*REQUIREMENT*. Set down all of the entries word for word, omitting the images they contain.

======== DATA EXTRACT

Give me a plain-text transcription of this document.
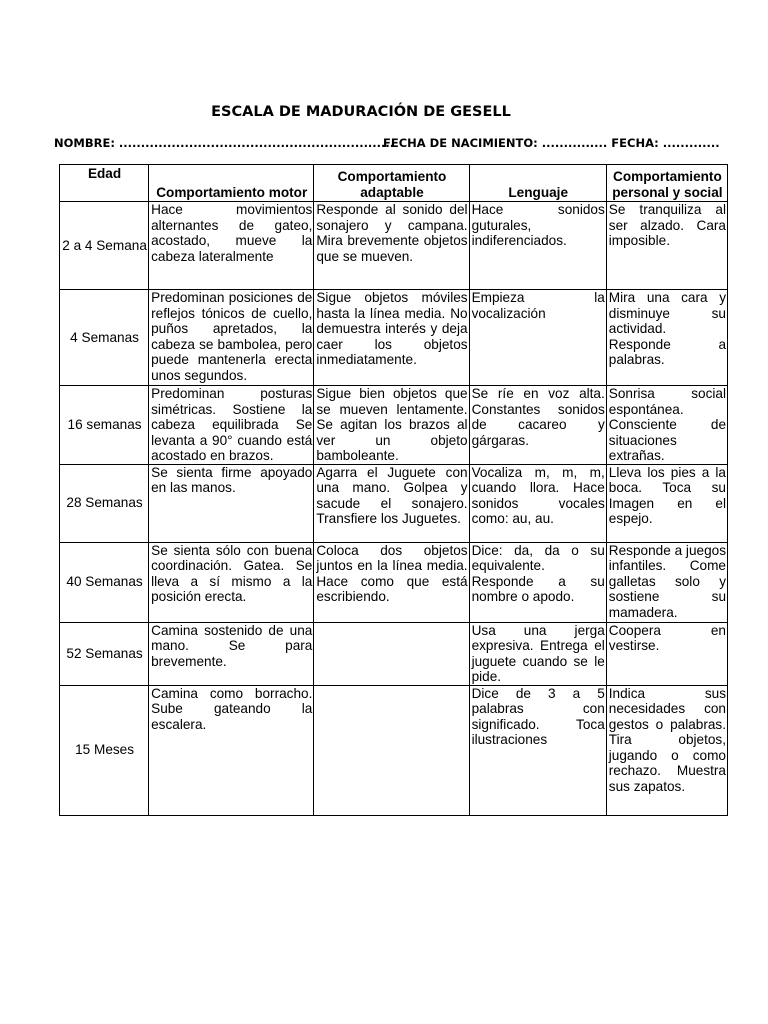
ESCALA DE MADURACIÓN DE GESELL
NOMBRE: ...............................................................
FECHA DE NACIMIENTO: ............... FECHA: .............
Edad	Comportamiento motor	Comportamiento adaptable	Lenguaje	Comportamiento personal y social
2 a 4 Semana	Hace movimientos alternantes de gateo, acostado, mueve la cabeza lateralmente	Responde al sonido del sonajero y campana. Mira brevemente objetos que se mueven.	Hace sonidos guturales, indiferenciados.	Se tranquiliza al ser alzado. Cara imposible.
4 Semanas	Predominan posiciones de reflejos tónicos de cuello, puños apretados, la cabeza se bambolea, pero puede mantenerla erecta unos segundos.	Sigue objetos móviles hasta la línea media. No demuestra interés y deja caer los objetos inmediatamente.	Empieza la vocalización	Mira una cara y disminuye su actividad. Responde a palabras.
16 semanas	Predominan posturas simétricas. Sostiene la cabeza equilibrada Se levanta a 90° cuando está acostado en brazos.	Sigue bien objetos que se mueven lentamente. Se agitan los brazos al ver un objeto bamboleante.	Se ríe en voz alta. Constantes sonidos de cacareo y gárgaras.	Sonrisa social espontánea. Consciente de situaciones extrañas.
28 Semanas	Se sienta firme apoyado en las manos.	Agarra el Juguete con una mano. Golpea y sacude el sonajero. Transfiere los Juguetes.	Vocaliza m, m, m, cuando llora. Hace sonidos vocales como: au, au.	Lleva los pies a la boca. Toca su Imagen en el espejo.
40 Semanas	Se sienta sólo con buena coordinación. Gatea. Se lleva a sí mismo a la posición erecta.	Coloca dos objetos juntos en la línea media. Hace como que está escribiendo.	Dice: da, da o su equivalente. Responde a su nombre o apodo.	Responde a juegos infantiles. Come galletas solo y sostiene su mamadera.
52 Semanas	Camina sostenido de una mano. Se para brevemente.		Usa una jerga expresiva. Entrega el juguete cuando se le pide.	Coopera en vestirse.
15 Meses	Camina como borracho. Sube gateando la escalera.		Dice de 3 a 5 palabras con significado. Toca ilustraciones	Indica sus necesidades con gestos o palabras. Tira objetos, jugando o como rechazo. Muestra sus zapatos.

================

*ANSWER*.
Give me a plain-text transcription of this document.
ESCALA DE MADURACIÓN DE GESELL
NOMBRE: ...............................................................
FECHA DE NACIMIENTO: ............... FECHA: .............
Edad	Comportamiento motor	Comportamiento adaptable	Lenguaje	Comportamiento personal y social
2 a 4 Semana	Hace movimientos alternantes de gateo, acostado, mueve la cabeza lateralmente	Responde al sonido del sonajero y campana. Mira brevemente objetos que se mueven.	Hace sonidos guturales, indiferenciados.	Se tranquiliza al ser alzado. Cara imposible.
4 Semanas	Predominan posiciones de reflejos tónicos de cuello, puños apretados, la cabeza se bambolea, pero puede mantenerla erecta unos segundos.	Sigue objetos móviles hasta la línea media. No demuestra interés y deja caer los objetos inmediatamente.	Empieza la vocalización	Mira una cara y disminuye su actividad. Responde a palabras.
16 semanas	Predominan posturas simétricas. Sostiene la cabeza equilibrada Se levanta a 90° cuando está acostado en brazos.	Sigue bien objetos que se mueven lentamente. Se agitan los brazos al ver un objeto bamboleante.	Se ríe en voz alta. Constantes sonidos de cacareo y gárgaras.	Sonrisa social espontánea. Consciente de situaciones extrañas.
28 Semanas	Se sienta firme apoyado en las manos.	Agarra el Juguete con una mano. Golpea y sacude el sonajero. Transfiere los Juguetes.	Vocaliza m, m, m, cuando llora. Hace sonidos vocales como: au, au.	Lleva los pies a la boca. Toca su Imagen en el espejo.
40 Semanas	Se sienta sólo con buena coordinación. Gatea. Se lleva a sí mismo a la posición erecta.	Coloca dos objetos juntos en la línea media. Hace como que está escribiendo.	Dice: da, da o su equivalente. Responde a su nombre o apodo.	Responde a juegos infantiles. Come galletas solo y sostiene su mamadera.
52 Semanas	Camina sostenido de una mano. Se para brevemente.		Usa una jerga expresiva. Entrega el juguete cuando se le pide.	Coopera en vestirse.
15 Meses	Camina como borracho. Sube gateando la escalera.		Dice de 3 a 5 palabras con significado. Toca ilustraciones	Indica sus necesidades con gestos o palabras. Tira objetos, jugando o como rechazo. Muestra sus zapatos.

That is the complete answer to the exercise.